## PROBLEM DESCRIPTION
Retype the material that follows, keeping every word as it is.
--- start DATA ROWS ---
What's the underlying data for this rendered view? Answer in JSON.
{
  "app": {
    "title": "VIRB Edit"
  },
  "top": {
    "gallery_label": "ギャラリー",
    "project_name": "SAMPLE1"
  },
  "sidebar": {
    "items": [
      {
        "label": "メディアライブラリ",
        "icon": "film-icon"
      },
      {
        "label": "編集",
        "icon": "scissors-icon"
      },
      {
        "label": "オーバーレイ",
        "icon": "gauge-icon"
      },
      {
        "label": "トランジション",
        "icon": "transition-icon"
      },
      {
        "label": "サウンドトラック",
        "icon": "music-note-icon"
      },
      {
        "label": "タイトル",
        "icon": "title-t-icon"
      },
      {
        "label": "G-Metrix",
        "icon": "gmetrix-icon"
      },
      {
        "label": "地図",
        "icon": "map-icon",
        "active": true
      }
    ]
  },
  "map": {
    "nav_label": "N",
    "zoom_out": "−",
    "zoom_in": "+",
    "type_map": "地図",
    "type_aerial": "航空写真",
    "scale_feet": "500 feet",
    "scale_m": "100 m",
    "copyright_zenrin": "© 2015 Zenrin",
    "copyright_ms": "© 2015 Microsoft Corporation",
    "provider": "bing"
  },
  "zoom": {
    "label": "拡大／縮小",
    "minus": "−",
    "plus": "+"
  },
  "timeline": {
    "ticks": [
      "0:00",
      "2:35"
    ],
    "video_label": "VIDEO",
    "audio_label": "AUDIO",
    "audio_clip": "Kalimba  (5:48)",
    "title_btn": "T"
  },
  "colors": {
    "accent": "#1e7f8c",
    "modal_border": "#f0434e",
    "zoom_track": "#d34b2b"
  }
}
--- end DATA ROWS ---
## WRITTEN SOLUTION
What's the underlying data for this rendered view? Answer in JSON.
{
  "app": {
    "title": "VIRB Edit"
  },
  "top": {
    "gallery_label": "ギャラリー",
    "project_name": "SAMPLE1"
  },
  "sidebar": {
    "items": [
      {
        "label": "メディアライブラリ",
        "icon": "film-icon"
      },
      {
        "label": "編集",
        "icon": "scissors-icon"
      },
      {
        "label": "オーバーレイ",
        "icon": "gauge-icon"
      },
      {
        "label": "トランジション",
        "icon": "transition-icon"
      },
      {
        "label": "サウンドトラック",
        "icon": "music-note-icon"
      },
      {
        "label": "タイトル",
        "icon": "title-t-icon"
      },
      {
        "label": "G-Metrix",
        "icon": "gmetrix-icon"
      },
      {
        "label": "地図",
        "icon": "map-icon",
        "active": true
      }
    ]
  },
  "map": {
    "nav_label": "N",
    "zoom_out": "−",
    "zoom_in": "+",
    "type_map": "地図",
    "type_aerial": "航空写真",
    "scale_feet": "500 feet",
    "scale_m": "100 m",
    "copyright_zenrin": "© 2015 Zenrin",
    "copyright_ms": "© 2015 Microsoft Corporation",
    "provider": "bing"
  },
  "zoom": {
    "label": "拡大／縮小",
    "minus": "−",
    "plus": "+"
  },
  "timeline": {
    "ticks": [
      "0:00",
      "2:35"
    ],
    "video_label": "VIDEO",
    "audio_label": "AUDIO",
    "audio_clip": "Kalimba  (5:48)",
    "title_btn": "T"
  },
  "colors": {
    "accent": "#1e7f8c",
    "modal_border": "#f0434e",
    "zoom_track": "#d34b2b"
  }
}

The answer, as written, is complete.